• [WHAT THE TASK ASKS]:
Where a line holds "Gothic", copy it.

• [DATA RECORDS]:
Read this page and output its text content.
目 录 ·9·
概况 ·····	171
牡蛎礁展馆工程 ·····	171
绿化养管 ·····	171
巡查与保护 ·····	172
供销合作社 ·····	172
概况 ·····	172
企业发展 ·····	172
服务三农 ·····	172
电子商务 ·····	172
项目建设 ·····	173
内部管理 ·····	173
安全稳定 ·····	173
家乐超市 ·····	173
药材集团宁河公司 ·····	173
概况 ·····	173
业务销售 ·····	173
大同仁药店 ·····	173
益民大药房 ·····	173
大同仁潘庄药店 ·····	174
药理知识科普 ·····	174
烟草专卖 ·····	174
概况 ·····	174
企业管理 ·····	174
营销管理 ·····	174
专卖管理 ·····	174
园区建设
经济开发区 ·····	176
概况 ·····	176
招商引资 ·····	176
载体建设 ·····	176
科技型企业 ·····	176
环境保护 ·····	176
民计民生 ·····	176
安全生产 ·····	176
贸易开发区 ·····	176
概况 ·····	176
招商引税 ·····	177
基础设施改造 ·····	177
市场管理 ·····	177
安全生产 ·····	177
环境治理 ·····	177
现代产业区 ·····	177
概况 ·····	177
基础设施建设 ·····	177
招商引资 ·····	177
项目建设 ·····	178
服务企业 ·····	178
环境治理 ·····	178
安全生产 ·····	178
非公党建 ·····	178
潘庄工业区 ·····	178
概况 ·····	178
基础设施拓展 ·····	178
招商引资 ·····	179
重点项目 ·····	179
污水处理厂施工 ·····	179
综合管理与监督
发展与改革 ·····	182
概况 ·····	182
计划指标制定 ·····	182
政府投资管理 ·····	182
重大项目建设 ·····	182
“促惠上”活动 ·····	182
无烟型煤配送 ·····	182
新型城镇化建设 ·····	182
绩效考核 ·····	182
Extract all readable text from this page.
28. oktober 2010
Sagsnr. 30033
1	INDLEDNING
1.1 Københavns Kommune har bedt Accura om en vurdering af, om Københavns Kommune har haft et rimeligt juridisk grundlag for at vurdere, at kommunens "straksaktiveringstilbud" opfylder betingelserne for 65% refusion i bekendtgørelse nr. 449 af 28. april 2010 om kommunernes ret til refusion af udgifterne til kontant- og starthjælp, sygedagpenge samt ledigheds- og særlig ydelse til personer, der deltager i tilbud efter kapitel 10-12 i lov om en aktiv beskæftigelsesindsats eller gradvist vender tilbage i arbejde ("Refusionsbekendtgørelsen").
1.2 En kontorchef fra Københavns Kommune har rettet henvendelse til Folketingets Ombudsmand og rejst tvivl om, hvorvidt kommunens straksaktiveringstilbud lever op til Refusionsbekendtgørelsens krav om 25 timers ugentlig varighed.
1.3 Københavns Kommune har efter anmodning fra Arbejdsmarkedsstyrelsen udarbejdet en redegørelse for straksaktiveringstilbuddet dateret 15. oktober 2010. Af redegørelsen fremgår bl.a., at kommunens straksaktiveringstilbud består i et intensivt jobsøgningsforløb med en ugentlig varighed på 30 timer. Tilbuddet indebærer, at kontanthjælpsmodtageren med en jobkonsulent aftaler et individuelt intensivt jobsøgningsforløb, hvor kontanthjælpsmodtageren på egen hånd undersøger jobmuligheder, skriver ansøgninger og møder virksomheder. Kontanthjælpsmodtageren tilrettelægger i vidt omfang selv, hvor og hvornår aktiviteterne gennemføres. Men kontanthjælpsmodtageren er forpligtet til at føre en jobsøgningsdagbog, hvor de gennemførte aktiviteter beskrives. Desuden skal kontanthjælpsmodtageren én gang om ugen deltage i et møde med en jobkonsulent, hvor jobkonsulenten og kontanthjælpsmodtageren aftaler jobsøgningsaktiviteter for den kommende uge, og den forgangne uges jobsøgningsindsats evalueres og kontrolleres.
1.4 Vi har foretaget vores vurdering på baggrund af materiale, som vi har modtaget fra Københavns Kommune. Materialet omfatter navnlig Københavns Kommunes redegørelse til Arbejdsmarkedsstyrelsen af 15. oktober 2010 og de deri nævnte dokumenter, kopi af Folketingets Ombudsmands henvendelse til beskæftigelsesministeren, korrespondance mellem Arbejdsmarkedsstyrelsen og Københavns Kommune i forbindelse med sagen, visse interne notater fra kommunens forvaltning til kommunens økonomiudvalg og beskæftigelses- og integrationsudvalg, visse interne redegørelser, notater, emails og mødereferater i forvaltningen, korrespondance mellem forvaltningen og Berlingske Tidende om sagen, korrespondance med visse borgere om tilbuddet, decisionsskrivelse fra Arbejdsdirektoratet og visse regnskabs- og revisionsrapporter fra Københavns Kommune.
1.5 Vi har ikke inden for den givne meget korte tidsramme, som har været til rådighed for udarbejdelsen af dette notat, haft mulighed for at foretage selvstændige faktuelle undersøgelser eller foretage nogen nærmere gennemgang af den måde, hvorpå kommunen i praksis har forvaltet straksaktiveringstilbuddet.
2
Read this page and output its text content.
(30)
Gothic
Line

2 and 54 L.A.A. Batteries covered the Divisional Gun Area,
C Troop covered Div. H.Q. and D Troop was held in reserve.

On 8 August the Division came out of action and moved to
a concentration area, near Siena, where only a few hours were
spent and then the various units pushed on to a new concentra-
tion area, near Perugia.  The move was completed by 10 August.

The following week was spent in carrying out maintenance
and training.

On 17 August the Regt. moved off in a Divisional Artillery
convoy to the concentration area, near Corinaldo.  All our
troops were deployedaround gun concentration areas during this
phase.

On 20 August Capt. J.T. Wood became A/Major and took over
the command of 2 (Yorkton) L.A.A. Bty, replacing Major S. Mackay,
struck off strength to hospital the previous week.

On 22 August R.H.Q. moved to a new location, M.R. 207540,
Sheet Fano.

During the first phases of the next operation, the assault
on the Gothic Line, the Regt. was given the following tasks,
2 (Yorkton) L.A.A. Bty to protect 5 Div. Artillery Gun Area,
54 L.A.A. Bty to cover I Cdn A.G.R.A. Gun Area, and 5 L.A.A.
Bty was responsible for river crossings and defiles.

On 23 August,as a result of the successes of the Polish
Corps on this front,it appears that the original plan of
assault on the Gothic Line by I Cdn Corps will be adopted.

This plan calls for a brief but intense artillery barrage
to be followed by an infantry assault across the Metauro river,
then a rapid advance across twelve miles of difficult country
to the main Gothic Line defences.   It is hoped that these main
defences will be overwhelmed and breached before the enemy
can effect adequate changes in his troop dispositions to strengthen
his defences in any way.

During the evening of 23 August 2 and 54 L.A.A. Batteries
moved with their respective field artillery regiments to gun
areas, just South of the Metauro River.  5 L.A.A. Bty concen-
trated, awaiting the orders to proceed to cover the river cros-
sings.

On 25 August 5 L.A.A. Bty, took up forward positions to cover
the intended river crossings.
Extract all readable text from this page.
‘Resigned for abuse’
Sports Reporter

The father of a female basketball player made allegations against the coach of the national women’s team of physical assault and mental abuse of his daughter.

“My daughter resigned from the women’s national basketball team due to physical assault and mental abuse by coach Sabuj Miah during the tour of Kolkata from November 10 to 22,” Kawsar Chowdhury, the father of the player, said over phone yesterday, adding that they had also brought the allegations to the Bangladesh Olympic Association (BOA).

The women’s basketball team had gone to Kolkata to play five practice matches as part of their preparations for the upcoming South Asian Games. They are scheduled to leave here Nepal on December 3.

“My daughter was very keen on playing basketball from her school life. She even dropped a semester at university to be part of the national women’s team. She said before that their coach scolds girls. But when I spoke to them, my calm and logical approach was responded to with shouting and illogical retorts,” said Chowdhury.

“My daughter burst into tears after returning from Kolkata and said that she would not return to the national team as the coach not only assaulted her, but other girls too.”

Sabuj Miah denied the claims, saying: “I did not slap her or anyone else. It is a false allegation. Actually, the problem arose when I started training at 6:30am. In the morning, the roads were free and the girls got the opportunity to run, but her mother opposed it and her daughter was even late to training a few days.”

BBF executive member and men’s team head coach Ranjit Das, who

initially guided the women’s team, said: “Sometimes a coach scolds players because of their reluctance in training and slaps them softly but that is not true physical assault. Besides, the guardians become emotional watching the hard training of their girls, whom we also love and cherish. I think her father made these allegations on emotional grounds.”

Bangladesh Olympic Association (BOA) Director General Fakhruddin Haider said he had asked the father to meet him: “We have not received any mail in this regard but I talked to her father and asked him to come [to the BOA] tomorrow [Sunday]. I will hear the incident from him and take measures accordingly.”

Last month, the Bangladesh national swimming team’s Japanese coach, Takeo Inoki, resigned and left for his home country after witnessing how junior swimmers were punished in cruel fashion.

• [RESPONSE TO THE TASK]:
Gothic
on the Gothic Line, the Regt. was given the following tasks,
assault on the Gothic Line by I Cdn Corps will be adopted.
to the main Gothic Line defences.   It is hoped that these main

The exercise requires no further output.